:: What is expected ::
Figure out how many lines of the material below contain the word "name". Answer with the number only.

:: Data supplied ::
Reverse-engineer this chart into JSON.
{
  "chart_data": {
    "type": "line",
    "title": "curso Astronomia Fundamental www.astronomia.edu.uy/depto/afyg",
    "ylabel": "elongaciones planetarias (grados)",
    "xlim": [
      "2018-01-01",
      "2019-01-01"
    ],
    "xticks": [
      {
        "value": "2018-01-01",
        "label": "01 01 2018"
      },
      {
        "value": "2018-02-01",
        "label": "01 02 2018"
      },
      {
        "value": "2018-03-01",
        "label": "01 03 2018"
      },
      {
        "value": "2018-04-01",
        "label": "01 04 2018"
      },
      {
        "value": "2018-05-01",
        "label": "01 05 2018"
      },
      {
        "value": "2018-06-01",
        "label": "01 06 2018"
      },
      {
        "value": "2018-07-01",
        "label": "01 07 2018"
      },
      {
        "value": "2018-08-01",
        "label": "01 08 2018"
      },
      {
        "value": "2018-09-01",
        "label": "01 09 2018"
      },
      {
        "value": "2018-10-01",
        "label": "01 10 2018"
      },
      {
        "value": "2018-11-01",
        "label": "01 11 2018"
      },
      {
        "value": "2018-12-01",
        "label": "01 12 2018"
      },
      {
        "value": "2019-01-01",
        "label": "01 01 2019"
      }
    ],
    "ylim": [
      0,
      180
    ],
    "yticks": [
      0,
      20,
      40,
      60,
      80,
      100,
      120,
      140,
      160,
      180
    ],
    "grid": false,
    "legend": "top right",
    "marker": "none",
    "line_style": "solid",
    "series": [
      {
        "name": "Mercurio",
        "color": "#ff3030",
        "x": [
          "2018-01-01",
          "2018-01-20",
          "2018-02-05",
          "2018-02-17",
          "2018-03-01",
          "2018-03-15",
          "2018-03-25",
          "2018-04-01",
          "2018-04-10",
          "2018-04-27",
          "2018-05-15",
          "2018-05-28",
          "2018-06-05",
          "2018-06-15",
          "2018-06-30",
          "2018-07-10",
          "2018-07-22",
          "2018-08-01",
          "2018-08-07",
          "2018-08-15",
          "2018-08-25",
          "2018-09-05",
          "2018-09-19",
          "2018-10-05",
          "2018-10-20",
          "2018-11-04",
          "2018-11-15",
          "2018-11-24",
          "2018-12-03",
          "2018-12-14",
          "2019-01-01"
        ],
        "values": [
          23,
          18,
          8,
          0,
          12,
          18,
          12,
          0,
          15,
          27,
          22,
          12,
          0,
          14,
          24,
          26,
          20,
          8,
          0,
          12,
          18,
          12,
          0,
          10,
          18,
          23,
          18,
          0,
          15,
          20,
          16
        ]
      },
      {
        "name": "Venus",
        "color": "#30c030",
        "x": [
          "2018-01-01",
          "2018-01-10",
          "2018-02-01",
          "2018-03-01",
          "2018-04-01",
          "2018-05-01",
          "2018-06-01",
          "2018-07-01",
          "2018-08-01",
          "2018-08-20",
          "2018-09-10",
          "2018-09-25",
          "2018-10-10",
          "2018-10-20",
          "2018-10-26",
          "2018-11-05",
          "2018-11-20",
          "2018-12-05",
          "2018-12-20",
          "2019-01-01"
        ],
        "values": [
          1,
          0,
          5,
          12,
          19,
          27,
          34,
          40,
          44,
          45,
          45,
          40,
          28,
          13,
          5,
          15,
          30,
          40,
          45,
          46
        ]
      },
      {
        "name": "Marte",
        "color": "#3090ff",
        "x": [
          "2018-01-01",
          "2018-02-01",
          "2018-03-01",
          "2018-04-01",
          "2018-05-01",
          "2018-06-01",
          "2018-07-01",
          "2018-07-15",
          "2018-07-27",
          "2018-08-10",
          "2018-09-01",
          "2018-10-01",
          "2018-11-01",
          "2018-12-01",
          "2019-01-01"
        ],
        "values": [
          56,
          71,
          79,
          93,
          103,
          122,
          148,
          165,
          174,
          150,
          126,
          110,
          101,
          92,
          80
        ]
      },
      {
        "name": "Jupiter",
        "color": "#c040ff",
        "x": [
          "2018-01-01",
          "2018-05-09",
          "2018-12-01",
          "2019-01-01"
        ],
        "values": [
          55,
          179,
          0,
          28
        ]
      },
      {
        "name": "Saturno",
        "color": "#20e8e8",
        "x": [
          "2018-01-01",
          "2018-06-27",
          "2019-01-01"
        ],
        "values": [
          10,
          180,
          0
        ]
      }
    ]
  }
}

:: Written solution ::
5